## Problem details
Give the number of lines below that contain the word "this", and nothing else.

## Data rows
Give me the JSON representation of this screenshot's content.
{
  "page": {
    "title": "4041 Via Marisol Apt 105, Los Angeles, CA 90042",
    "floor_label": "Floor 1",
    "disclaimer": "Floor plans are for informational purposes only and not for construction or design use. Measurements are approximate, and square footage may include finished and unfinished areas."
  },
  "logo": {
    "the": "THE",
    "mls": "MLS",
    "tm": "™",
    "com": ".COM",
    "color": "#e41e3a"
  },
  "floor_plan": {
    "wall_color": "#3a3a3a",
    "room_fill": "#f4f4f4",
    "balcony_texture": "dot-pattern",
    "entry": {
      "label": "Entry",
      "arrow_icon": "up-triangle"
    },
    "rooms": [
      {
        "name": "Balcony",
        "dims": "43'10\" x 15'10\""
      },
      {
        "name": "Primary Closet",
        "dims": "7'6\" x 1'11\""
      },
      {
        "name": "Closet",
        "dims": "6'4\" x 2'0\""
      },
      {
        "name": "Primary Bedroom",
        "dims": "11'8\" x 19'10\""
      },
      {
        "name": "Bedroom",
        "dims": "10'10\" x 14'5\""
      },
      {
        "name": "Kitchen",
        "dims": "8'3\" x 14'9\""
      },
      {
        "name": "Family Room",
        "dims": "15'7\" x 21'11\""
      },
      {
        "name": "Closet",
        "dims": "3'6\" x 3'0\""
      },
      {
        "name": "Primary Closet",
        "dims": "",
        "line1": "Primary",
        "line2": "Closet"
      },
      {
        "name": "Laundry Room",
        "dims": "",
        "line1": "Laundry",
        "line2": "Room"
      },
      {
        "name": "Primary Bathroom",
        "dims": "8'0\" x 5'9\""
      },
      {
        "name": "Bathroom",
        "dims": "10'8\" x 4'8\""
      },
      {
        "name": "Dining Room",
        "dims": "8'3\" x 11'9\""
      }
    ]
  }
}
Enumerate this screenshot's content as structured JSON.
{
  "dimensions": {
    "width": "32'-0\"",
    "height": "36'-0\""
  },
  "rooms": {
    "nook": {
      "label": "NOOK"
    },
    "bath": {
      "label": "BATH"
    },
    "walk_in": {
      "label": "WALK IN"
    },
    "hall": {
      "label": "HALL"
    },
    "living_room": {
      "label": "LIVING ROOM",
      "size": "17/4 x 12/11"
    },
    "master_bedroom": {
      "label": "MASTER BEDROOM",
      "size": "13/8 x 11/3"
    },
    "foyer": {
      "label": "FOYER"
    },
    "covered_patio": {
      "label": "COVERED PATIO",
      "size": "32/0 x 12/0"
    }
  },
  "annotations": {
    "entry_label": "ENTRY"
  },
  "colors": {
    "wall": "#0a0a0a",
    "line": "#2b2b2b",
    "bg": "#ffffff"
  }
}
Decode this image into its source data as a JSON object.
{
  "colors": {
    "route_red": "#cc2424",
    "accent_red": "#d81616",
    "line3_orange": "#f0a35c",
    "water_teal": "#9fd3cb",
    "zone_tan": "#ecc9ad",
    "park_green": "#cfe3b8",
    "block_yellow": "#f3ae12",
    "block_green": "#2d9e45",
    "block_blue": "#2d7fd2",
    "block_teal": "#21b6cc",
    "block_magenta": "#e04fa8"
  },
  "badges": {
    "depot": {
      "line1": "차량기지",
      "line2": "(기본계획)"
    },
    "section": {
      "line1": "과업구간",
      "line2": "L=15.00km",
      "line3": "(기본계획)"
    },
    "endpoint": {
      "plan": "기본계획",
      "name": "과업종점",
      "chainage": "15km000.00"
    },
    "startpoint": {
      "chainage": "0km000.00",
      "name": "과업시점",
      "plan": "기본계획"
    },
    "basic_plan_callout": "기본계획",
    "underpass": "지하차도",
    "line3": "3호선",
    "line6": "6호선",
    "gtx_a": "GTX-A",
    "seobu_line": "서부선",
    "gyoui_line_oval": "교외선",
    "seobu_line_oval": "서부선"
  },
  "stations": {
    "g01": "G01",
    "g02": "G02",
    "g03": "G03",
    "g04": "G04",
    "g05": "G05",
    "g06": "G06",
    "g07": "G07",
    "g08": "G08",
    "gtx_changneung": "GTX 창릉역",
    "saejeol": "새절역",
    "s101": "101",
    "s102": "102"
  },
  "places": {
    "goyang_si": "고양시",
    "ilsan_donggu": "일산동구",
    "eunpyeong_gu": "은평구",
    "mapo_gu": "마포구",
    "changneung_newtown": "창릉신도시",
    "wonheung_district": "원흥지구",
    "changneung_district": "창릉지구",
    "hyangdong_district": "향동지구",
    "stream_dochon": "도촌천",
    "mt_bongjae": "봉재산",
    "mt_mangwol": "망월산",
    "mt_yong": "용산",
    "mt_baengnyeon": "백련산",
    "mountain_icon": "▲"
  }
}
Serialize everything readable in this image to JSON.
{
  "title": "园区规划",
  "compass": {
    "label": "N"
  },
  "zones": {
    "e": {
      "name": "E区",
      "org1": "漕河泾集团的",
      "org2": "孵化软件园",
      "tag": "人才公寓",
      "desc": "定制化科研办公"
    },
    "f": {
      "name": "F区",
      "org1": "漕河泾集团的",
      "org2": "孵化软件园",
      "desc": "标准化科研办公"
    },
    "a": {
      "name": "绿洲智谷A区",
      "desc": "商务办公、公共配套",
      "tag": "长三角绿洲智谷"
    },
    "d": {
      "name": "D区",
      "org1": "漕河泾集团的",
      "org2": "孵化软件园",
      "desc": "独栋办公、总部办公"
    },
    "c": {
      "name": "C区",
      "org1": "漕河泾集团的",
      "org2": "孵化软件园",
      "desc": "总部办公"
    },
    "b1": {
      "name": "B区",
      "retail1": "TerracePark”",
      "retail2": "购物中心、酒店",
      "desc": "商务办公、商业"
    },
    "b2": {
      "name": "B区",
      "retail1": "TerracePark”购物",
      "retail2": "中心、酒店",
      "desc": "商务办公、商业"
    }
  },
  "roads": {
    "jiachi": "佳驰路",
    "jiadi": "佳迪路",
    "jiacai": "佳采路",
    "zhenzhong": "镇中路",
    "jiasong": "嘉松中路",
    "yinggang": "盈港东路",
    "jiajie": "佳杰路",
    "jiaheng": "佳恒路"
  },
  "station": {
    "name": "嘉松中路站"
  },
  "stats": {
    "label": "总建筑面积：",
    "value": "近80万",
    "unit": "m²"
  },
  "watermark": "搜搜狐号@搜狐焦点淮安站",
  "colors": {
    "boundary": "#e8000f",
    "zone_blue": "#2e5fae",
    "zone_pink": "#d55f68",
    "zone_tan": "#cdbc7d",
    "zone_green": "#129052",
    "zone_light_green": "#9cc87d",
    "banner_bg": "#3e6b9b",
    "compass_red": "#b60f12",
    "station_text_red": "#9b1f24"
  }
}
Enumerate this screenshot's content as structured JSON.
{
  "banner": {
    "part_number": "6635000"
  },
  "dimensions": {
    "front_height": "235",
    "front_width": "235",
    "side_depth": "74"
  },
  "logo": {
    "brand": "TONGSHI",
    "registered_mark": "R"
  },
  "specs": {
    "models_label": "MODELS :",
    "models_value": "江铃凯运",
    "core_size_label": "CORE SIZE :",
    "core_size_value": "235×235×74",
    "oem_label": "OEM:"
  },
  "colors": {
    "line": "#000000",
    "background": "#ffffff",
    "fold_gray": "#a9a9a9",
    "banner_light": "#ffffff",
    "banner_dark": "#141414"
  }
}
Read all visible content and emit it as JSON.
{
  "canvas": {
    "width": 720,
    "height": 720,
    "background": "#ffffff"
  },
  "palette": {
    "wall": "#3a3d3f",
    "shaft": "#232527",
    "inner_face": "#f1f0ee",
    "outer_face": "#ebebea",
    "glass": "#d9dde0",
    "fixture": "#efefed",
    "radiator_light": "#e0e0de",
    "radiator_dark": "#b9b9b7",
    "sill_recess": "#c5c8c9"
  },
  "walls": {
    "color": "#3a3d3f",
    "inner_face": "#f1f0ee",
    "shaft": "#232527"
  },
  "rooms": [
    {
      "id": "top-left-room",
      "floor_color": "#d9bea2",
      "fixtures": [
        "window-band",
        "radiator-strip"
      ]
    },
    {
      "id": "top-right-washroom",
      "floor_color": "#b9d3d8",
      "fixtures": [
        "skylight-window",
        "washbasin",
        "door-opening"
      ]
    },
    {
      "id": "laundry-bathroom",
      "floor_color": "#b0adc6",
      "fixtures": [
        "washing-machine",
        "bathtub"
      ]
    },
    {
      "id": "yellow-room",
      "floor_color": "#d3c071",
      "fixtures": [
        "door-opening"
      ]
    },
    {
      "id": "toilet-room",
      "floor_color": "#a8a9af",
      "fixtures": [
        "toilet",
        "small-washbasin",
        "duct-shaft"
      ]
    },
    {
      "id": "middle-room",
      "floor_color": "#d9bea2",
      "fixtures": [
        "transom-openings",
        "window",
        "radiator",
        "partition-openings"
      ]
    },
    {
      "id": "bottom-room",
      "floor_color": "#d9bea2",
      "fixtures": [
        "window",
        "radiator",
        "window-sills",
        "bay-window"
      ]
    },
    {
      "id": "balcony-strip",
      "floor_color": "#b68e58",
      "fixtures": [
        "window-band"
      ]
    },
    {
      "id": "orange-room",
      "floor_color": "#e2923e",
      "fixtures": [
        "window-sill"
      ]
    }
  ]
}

## Response
5